**Excerpts from a figure dataset:**
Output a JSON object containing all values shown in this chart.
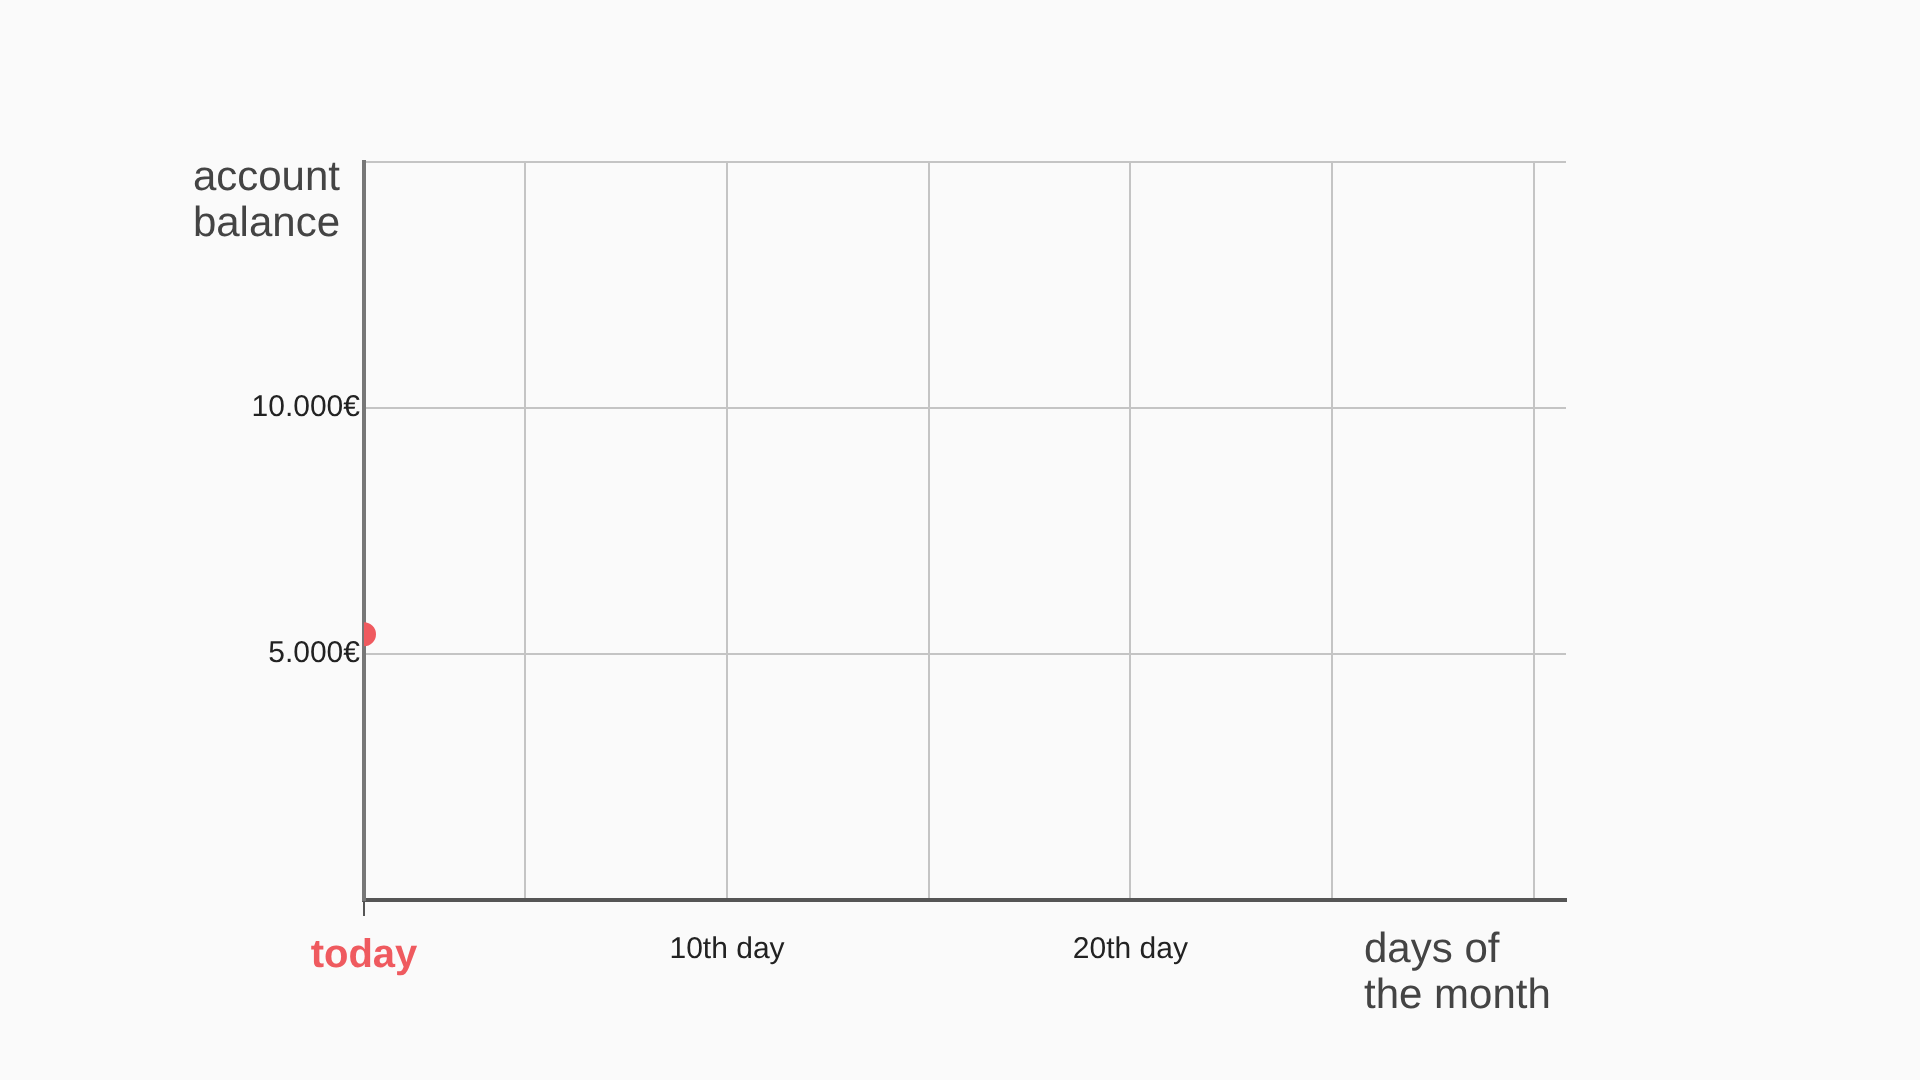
{
  "chart_data": {
    "type": "scatter",
    "xlabel": "days of the month",
    "ylabel": "account balance",
    "series": [
      {
        "color": "#ef5a5f",
        "x": [
          1
        ],
        "values": [
          5400
        ]
      }
    ],
    "xlim": [
      1,
      30.8
    ],
    "xticks": [
      {
        "value": 1,
        "label": "today"
      },
      {
        "value": 5,
        "label": null
      },
      {
        "value": 10,
        "label": "10th day"
      },
      {
        "value": 15,
        "label": null
      },
      {
        "value": 20,
        "label": "20th day"
      },
      {
        "value": 25,
        "label": null
      },
      {
        "value": 30,
        "label": null
      }
    ],
    "ylim": [
      0,
      15000
    ],
    "yticks": [
      {
        "value": 0,
        "label": null
      },
      {
        "value": 5000,
        "label": "5.000€"
      },
      {
        "value": 10000,
        "label": "10.000€"
      },
      {
        "value": 15000,
        "label": null
      }
    ],
    "grid": true,
    "legend": false,
    "marker": "circle"
  }
}
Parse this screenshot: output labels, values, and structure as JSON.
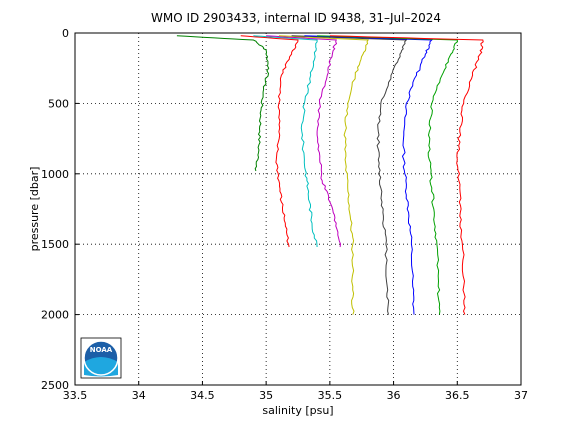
{
  "chart_data": {
    "type": "line",
    "title": "WMO ID 2903433, internal ID 9438, 31–Jul–2024",
    "xlabel": "salinity [psu]",
    "ylabel": "pressure [dbar]",
    "xlim": [
      33.5,
      37
    ],
    "ylim": [
      0,
      2500
    ],
    "y_reversed": true,
    "x_ticks": [
      "33.5",
      "34",
      "34.5",
      "35",
      "35.5",
      "36",
      "36.5",
      "37"
    ],
    "y_ticks": [
      "0",
      "500",
      "1000",
      "1500",
      "2000",
      "2500"
    ],
    "grid": true,
    "series": [
      {
        "color": "#008000",
        "offset_psu": 0.0,
        "x": [
          34.3,
          34.9,
          35.0,
          35.02,
          34.98,
          34.96,
          34.95,
          34.94,
          34.92
        ],
        "y": [
          20,
          50,
          120,
          250,
          400,
          550,
          700,
          850,
          980
        ]
      },
      {
        "color": "#ff0000",
        "offset_psu": 0.0,
        "x": [
          34.8,
          35.25,
          35.2,
          35.12,
          35.1,
          35.1,
          35.08,
          35.1,
          35.12,
          35.15,
          35.18
        ],
        "y": [
          20,
          50,
          150,
          300,
          500,
          700,
          900,
          1050,
          1200,
          1350,
          1520
        ]
      },
      {
        "color": "#00bfbf",
        "offset_psu": 0.0,
        "x": [
          34.9,
          35.4,
          35.38,
          35.35,
          35.3,
          35.28,
          35.3,
          35.32,
          35.34,
          35.36,
          35.4
        ],
        "y": [
          20,
          50,
          150,
          300,
          500,
          700,
          900,
          1050,
          1200,
          1350,
          1520
        ]
      },
      {
        "color": "#bf00bf",
        "offset_psu": 0.0,
        "x": [
          35.0,
          35.55,
          35.52,
          35.48,
          35.42,
          35.4,
          35.42,
          35.44,
          35.5,
          35.55,
          35.58
        ],
        "y": [
          20,
          50,
          150,
          300,
          500,
          700,
          900,
          1050,
          1200,
          1350,
          1520
        ]
      },
      {
        "color": "#bfbf00",
        "offset_psu": 0.0,
        "x": [
          35.1,
          35.8,
          35.76,
          35.7,
          35.64,
          35.62,
          35.62,
          35.64,
          35.66,
          35.68,
          35.68,
          35.68
        ],
        "y": [
          20,
          50,
          150,
          300,
          500,
          700,
          900,
          1100,
          1300,
          1500,
          1800,
          2000
        ]
      },
      {
        "color": "#404040",
        "offset_psu": 0.0,
        "x": [
          35.2,
          36.1,
          36.05,
          35.98,
          35.9,
          35.88,
          35.88,
          35.9,
          35.92,
          35.94,
          35.95,
          35.96
        ],
        "y": [
          20,
          50,
          150,
          300,
          500,
          700,
          900,
          1100,
          1300,
          1500,
          1800,
          2000
        ]
      },
      {
        "color": "#0000ff",
        "offset_psu": 0.0,
        "x": [
          35.3,
          36.3,
          36.25,
          36.18,
          36.1,
          36.08,
          36.08,
          36.1,
          36.12,
          36.14,
          36.15,
          36.16
        ],
        "y": [
          20,
          50,
          150,
          300,
          500,
          700,
          900,
          1100,
          1300,
          1500,
          1800,
          2000
        ]
      },
      {
        "color": "#00a000",
        "offset_psu": 0.0,
        "x": [
          35.4,
          36.5,
          36.45,
          36.38,
          36.3,
          36.28,
          36.28,
          36.3,
          36.32,
          36.34,
          36.35,
          36.36
        ],
        "y": [
          20,
          50,
          150,
          300,
          500,
          700,
          900,
          1100,
          1300,
          1500,
          1800,
          2000
        ]
      },
      {
        "color": "#ff0000",
        "offset_psu": 0.0,
        "x": [
          35.5,
          36.7,
          36.68,
          36.62,
          36.55,
          36.52,
          36.5,
          36.52,
          36.52,
          36.54,
          36.55,
          36.56
        ],
        "y": [
          20,
          50,
          150,
          300,
          500,
          700,
          900,
          1100,
          1300,
          1500,
          1800,
          2000
        ]
      }
    ]
  },
  "logo": {
    "text": "NOAA"
  }
}
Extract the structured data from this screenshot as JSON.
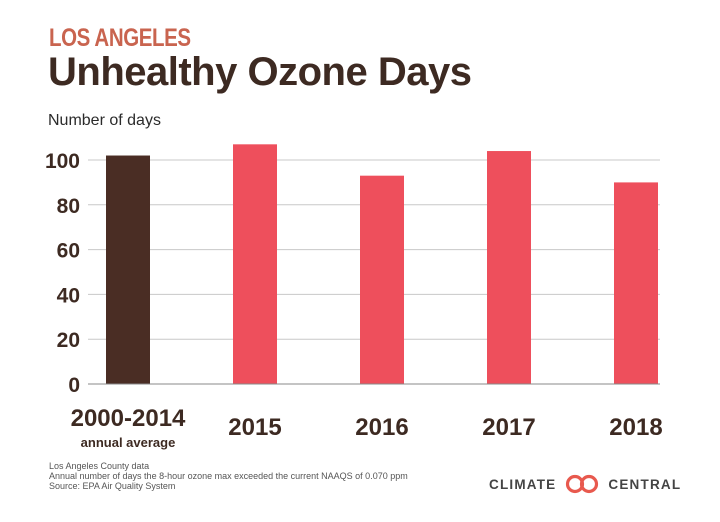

**Directive:** Omit every picture, then repeat the remaining data exactly as it appears above.

**Solution for this problem:**
Output a JSON object containing all values shown in this chart.
{
  "chart_data": {
    "type": "scatter",
    "xlabel": "days of the month",
    "ylabel": "account balance",
    "series": [
      {
        "color": "#ef5a5f",
        "x": [
          1
        ],
        "values": [
          5400
        ]
      }
    ],
    "xlim": [
      1,
      30.8
    ],
    "xticks": [
      {
        "value": 1,
        "label": "today"
      },
      {
        "value": 5,
        "label": null
      },
      {
        "value": 10,
        "label": "10th day"
      },
      {
        "value": 15,
        "label": null
      },
      {
        "value": 20,
        "label": "20th day"
      },
      {
        "value": 25,
        "label": null
      },
      {
        "value": 30,
        "label": null
      }
    ],
    "ylim": [
      0,
      15000
    ],
    "yticks": [
      {
        "value": 0,
        "label": null
      },
      {
        "value": 5000,
        "label": "5.000€"
      },
      {
        "value": 10000,
        "label": "10.000€"
      },
      {
        "value": 15000,
        "label": null
      }
    ],
    "grid": true,
    "legend": false,
    "marker": "circle"
  }
}
Parse this screenshot: output labels, values, and structure as JSON.
{
  "chart_data": {
    "type": "line",
    "title": "WMO ID 2903433, internal ID 9438, 31–Jul–2024",
    "xlabel": "salinity [psu]",
    "ylabel": "pressure [dbar]",
    "xlim": [
      33.5,
      37
    ],
    "ylim": [
      0,
      2500
    ],
    "y_reversed": true,
    "x_ticks": [
      "33.5",
      "34",
      "34.5",
      "35",
      "35.5",
      "36",
      "36.5",
      "37"
    ],
    "y_ticks": [
      "0",
      "500",
      "1000",
      "1500",
      "2000",
      "2500"
    ],
    "grid": true,
    "series": [
      {
        "color": "#008000",
        "offset_psu": 0.0,
        "x": [
          34.3,
          34.9,
          35.0,
          35.02,
          34.98,
          34.96,
          34.95,
          34.94,
          34.92
        ],
        "y": [
          20,
          50,
          120,
          250,
          400,
          550,
          700,
          850,
          980
        ]
      },
      {
        "color": "#ff0000",
        "offset_psu": 0.0,
        "x": [
          34.8,
          35.25,
          35.2,
          35.12,
          35.1,
          35.1,
          35.08,
          35.1,
          35.12,
          35.15,
          35.18
        ],
        "y": [
          20,
          50,
          150,
          300,
          500,
          700,
          900,
          1050,
          1200,
          1350,
          1520
        ]
      },
      {
        "color": "#00bfbf",
        "offset_psu": 0.0,
        "x": [
          34.9,
          35.4,
          35.38,
          35.35,
          35.3,
          35.28,
          35.3,
          35.32,
          35.34,
          35.36,
          35.4
        ],
        "y": [
          20,
          50,
          150,
          300,
          500,
          700,
          900,
          1050,
          1200,
          1350,
          1520
        ]
      },
      {
        "color": "#bf00bf",
        "offset_psu": 0.0,
        "x": [
          35.0,
          35.55,
          35.52,
          35.48,
          35.42,
          35.4,
          35.42,
          35.44,
          35.5,
          35.55,
          35.58
        ],
        "y": [
          20,
          50,
          150,
          300,
          500,
          700,
          900,
          1050,
          1200,
          1350,
          1520
        ]
      },
      {
        "color": "#bfbf00",
        "offset_psu": 0.0,
        "x": [
          35.1,
          35.8,
          35.76,
          35.7,
          35.64,
          35.62,
          35.62,
          35.64,
          35.66,
          35.68,
          35.68,
          35.68
        ],
        "y": [
          20,
          50,
          150,
          300,
          500,
          700,
          900,
          1100,
          1300,
          1500,
          1800,
          2000
        ]
      },
      {
        "color": "#404040",
        "offset_psu": 0.0,
        "x": [
          35.2,
          36.1,
          36.05,
          35.98,
          35.9,
          35.88,
          35.88,
          35.9,
          35.92,
          35.94,
          35.95,
          35.96
        ],
        "y": [
          20,
          50,
          150,
          300,
          500,
          700,
          900,
          1100,
          1300,
          1500,
          1800,
          2000
        ]
      },
      {
        "color": "#0000ff",
        "offset_psu": 0.0,
        "x": [
          35.3,
          36.3,
          36.25,
          36.18,
          36.1,
          36.08,
          36.08,
          36.1,
          36.12,
          36.14,
          36.15,
          36.16
        ],
        "y": [
          20,
          50,
          150,
          300,
          500,
          700,
          900,
          1100,
          1300,
          1500,
          1800,
          2000
        ]
      },
      {
        "color": "#00a000",
        "offset_psu": 0.0,
        "x": [
          35.4,
          36.5,
          36.45,
          36.38,
          36.3,
          36.28,
          36.28,
          36.3,
          36.32,
          36.34,
          36.35,
          36.36
        ],
        "y": [
          20,
          50,
          150,
          300,
          500,
          700,
          900,
          1100,
          1300,
          1500,
          1800,
          2000
        ]
      },
      {
        "color": "#ff0000",
        "offset_psu": 0.0,
        "x": [
          35.5,
          36.7,
          36.68,
          36.62,
          36.55,
          36.52,
          36.5,
          36.52,
          36.52,
          36.54,
          36.55,
          36.56
        ],
        "y": [
          20,
          50,
          150,
          300,
          500,
          700,
          900,
          1100,
          1300,
          1500,
          1800,
          2000
        ]
      }
    ]
  },
  "logo": {
    "text": "NOAA"
  }
}
Extract the structured data from this screenshot as JSON.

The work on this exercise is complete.